* _GOAL_
Provide an exact reproduction of every entry.

* _DATA IN THIS EXERCISE_
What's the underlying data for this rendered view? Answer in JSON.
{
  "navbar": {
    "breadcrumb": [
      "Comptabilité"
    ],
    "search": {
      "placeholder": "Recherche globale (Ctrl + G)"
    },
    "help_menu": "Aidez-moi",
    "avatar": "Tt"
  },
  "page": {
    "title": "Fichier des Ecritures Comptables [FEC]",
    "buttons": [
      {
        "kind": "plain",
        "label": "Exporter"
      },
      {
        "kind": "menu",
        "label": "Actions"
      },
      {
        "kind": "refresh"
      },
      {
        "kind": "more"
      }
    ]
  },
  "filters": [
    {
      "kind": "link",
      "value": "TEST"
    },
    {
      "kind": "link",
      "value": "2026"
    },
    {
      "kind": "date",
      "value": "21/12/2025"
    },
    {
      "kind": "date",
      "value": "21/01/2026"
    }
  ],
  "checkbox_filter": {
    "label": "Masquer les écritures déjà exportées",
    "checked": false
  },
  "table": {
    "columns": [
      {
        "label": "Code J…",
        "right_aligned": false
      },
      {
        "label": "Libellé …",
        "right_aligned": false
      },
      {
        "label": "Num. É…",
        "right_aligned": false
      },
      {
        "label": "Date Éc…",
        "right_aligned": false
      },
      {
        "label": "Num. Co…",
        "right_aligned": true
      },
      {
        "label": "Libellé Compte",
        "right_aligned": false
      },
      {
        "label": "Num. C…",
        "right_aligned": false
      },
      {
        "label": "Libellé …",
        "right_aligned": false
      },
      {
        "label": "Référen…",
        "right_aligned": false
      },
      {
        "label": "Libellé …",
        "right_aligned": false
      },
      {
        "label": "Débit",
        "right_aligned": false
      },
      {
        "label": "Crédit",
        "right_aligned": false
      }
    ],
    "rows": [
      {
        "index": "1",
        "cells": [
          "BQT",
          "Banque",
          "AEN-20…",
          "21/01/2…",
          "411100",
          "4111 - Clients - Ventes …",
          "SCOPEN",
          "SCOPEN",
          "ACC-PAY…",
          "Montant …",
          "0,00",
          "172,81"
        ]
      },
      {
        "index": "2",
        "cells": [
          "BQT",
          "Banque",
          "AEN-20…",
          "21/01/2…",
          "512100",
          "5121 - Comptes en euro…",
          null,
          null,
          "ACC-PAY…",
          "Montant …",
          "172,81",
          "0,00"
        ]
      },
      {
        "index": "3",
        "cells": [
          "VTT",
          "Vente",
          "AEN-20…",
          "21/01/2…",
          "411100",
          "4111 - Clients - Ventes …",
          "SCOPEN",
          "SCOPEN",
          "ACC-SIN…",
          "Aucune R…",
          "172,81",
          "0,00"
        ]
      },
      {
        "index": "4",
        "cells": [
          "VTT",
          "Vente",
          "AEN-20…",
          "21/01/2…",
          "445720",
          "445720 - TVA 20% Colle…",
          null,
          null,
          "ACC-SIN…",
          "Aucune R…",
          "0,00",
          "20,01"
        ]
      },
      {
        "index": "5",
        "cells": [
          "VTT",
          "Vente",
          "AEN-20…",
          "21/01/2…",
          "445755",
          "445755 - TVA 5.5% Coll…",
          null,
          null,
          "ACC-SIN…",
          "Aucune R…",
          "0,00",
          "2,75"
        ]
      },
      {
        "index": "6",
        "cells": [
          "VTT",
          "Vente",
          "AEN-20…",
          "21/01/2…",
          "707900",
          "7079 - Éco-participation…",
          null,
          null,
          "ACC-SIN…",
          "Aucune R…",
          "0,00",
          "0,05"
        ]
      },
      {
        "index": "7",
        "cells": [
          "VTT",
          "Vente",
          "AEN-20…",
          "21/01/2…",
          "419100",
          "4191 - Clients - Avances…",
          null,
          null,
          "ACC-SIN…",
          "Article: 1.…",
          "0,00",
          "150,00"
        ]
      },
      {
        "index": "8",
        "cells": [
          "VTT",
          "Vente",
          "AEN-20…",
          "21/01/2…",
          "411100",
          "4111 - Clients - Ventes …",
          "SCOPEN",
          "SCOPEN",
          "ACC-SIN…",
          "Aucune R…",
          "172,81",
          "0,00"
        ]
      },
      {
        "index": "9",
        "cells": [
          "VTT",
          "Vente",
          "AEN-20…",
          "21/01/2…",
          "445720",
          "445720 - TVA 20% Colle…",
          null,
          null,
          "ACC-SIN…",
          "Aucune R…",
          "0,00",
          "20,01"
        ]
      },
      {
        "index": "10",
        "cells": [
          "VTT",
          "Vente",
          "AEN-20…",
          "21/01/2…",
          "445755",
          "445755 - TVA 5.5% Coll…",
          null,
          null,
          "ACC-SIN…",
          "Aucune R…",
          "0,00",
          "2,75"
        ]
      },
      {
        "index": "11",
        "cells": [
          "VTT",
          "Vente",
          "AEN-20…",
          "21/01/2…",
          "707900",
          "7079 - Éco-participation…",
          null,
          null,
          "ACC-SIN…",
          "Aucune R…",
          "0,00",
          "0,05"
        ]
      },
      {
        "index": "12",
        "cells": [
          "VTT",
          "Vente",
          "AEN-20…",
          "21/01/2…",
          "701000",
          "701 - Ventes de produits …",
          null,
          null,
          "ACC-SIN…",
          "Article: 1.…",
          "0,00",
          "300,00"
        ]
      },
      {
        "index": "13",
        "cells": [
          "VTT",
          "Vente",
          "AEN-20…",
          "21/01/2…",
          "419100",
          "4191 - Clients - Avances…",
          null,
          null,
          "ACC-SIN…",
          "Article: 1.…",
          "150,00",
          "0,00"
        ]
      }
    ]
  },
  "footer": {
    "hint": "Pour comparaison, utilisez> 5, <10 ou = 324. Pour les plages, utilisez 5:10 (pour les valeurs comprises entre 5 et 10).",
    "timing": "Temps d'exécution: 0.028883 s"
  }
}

* _EXPECTED ANSWER_
What's the underlying data for this rendered view? Answer in JSON.
{
  "navbar": {
    "breadcrumb": [
      "Comptabilité"
    ],
    "search": {
      "placeholder": "Recherche globale (Ctrl + G)"
    },
    "help_menu": "Aidez-moi",
    "avatar": "Tt"
  },
  "page": {
    "title": "Fichier des Ecritures Comptables [FEC]",
    "buttons": [
      {
        "kind": "plain",
        "label": "Exporter"
      },
      {
        "kind": "menu",
        "label": "Actions"
      },
      {
        "kind": "refresh"
      },
      {
        "kind": "more"
      }
    ]
  },
  "filters": [
    {
      "kind": "link",
      "value": "TEST"
    },
    {
      "kind": "link",
      "value": "2026"
    },
    {
      "kind": "date",
      "value": "21/12/2025"
    },
    {
      "kind": "date",
      "value": "21/01/2026"
    }
  ],
  "checkbox_filter": {
    "label": "Masquer les écritures déjà exportées",
    "checked": false
  },
  "table": {
    "columns": [
      {
        "label": "Code J…",
        "right_aligned": false
      },
      {
        "label": "Libellé …",
        "right_aligned": false
      },
      {
        "label": "Num. É…",
        "right_aligned": false
      },
      {
        "label": "Date Éc…",
        "right_aligned": false
      },
      {
        "label": "Num. Co…",
        "right_aligned": true
      },
      {
        "label": "Libellé Compte",
        "right_aligned": false
      },
      {
        "label": "Num. C…",
        "right_aligned": false
      },
      {
        "label": "Libellé …",
        "right_aligned": false
      },
      {
        "label": "Référen…",
        "right_aligned": false
      },
      {
        "label": "Libellé …",
        "right_aligned": false
      },
      {
        "label": "Débit",
        "right_aligned": false
      },
      {
        "label": "Crédit",
        "right_aligned": false
      }
    ],
    "rows": [
      {
        "index": "1",
        "cells": [
          "BQT",
          "Banque",
          "AEN-20…",
          "21/01/2…",
          "411100",
          "4111 - Clients - Ventes …",
          "SCOPEN",
          "SCOPEN",
          "ACC-PAY…",
          "Montant …",
          "0,00",
          "172,81"
        ]
      },
      {
        "index": "2",
        "cells": [
          "BQT",
          "Banque",
          "AEN-20…",
          "21/01/2…",
          "512100",
          "5121 - Comptes en euro…",
          null,
          null,
          "ACC-PAY…",
          "Montant …",
          "172,81",
          "0,00"
        ]
      },
      {
        "index": "3",
        "cells": [
          "VTT",
          "Vente",
          "AEN-20…",
          "21/01/2…",
          "411100",
          "4111 - Clients - Ventes …",
          "SCOPEN",
          "SCOPEN",
          "ACC-SIN…",
          "Aucune R…",
          "172,81",
          "0,00"
        ]
      },
      {
        "index": "4",
        "cells": [
          "VTT",
          "Vente",
          "AEN-20…",
          "21/01/2…",
          "445720",
          "445720 - TVA 20% Colle…",
          null,
          null,
          "ACC-SIN…",
          "Aucune R…",
          "0,00",
          "20,01"
        ]
      },
      {
        "index": "5",
        "cells": [
          "VTT",
          "Vente",
          "AEN-20…",
          "21/01/2…",
          "445755",
          "445755 - TVA 5.5% Coll…",
          null,
          null,
          "ACC-SIN…",
          "Aucune R…",
          "0,00",
          "2,75"
        ]
      },
      {
        "index": "6",
        "cells": [
          "VTT",
          "Vente",
          "AEN-20…",
          "21/01/2…",
          "707900",
          "7079 - Éco-participation…",
          null,
          null,
          "ACC-SIN…",
          "Aucune R…",
          "0,00",
          "0,05"
        ]
      },
      {
        "index": "7",
        "cells": [
          "VTT",
          "Vente",
          "AEN-20…",
          "21/01/2…",
          "419100",
          "4191 - Clients - Avances…",
          null,
          null,
          "ACC-SIN…",
          "Article: 1.…",
          "0,00",
          "150,00"
        ]
      },
      {
        "index": "8",
        "cells": [
          "VTT",
          "Vente",
          "AEN-20…",
          "21/01/2…",
          "411100",
          "4111 - Clients - Ventes …",
          "SCOPEN",
          "SCOPEN",
          "ACC-SIN…",
          "Aucune R…",
          "172,81",
          "0,00"
        ]
      },
      {
        "index": "9",
        "cells": [
          "VTT",
          "Vente",
          "AEN-20…",
          "21/01/2…",
          "445720",
          "445720 - TVA 20% Colle…",
          null,
          null,
          "ACC-SIN…",
          "Aucune R…",
          "0,00",
          "20,01"
        ]
      },
      {
        "index": "10",
        "cells": [
          "VTT",
          "Vente",
          "AEN-20…",
          "21/01/2…",
          "445755",
          "445755 - TVA 5.5% Coll…",
          null,
          null,
          "ACC-SIN…",
          "Aucune R…",
          "0,00",
          "2,75"
        ]
      },
      {
        "index": "11",
        "cells": [
          "VTT",
          "Vente",
          "AEN-20…",
          "21/01/2…",
          "707900",
          "7079 - Éco-participation…",
          null,
          null,
          "ACC-SIN…",
          "Aucune R…",
          "0,00",
          "0,05"
        ]
      },
      {
        "index": "12",
        "cells": [
          "VTT",
          "Vente",
          "AEN-20…",
          "21/01/2…",
          "701000",
          "701 - Ventes de produits …",
          null,
          null,
          "ACC-SIN…",
          "Article: 1.…",
          "0,00",
          "300,00"
        ]
      },
      {
        "index": "13",
        "cells": [
          "VTT",
          "Vente",
          "AEN-20…",
          "21/01/2…",
          "419100",
          "4191 - Clients - Avances…",
          null,
          null,
          "ACC-SIN…",
          "Article: 1.…",
          "150,00",
          "0,00"
        ]
      }
    ]
  },
  "footer": {
    "hint": "Pour comparaison, utilisez> 5, <10 ou = 324. Pour les plages, utilisez 5:10 (pour les valeurs comprises entre 5 et 10).",
    "timing": "Temps d'exécution: 0.028883 s"
  }
}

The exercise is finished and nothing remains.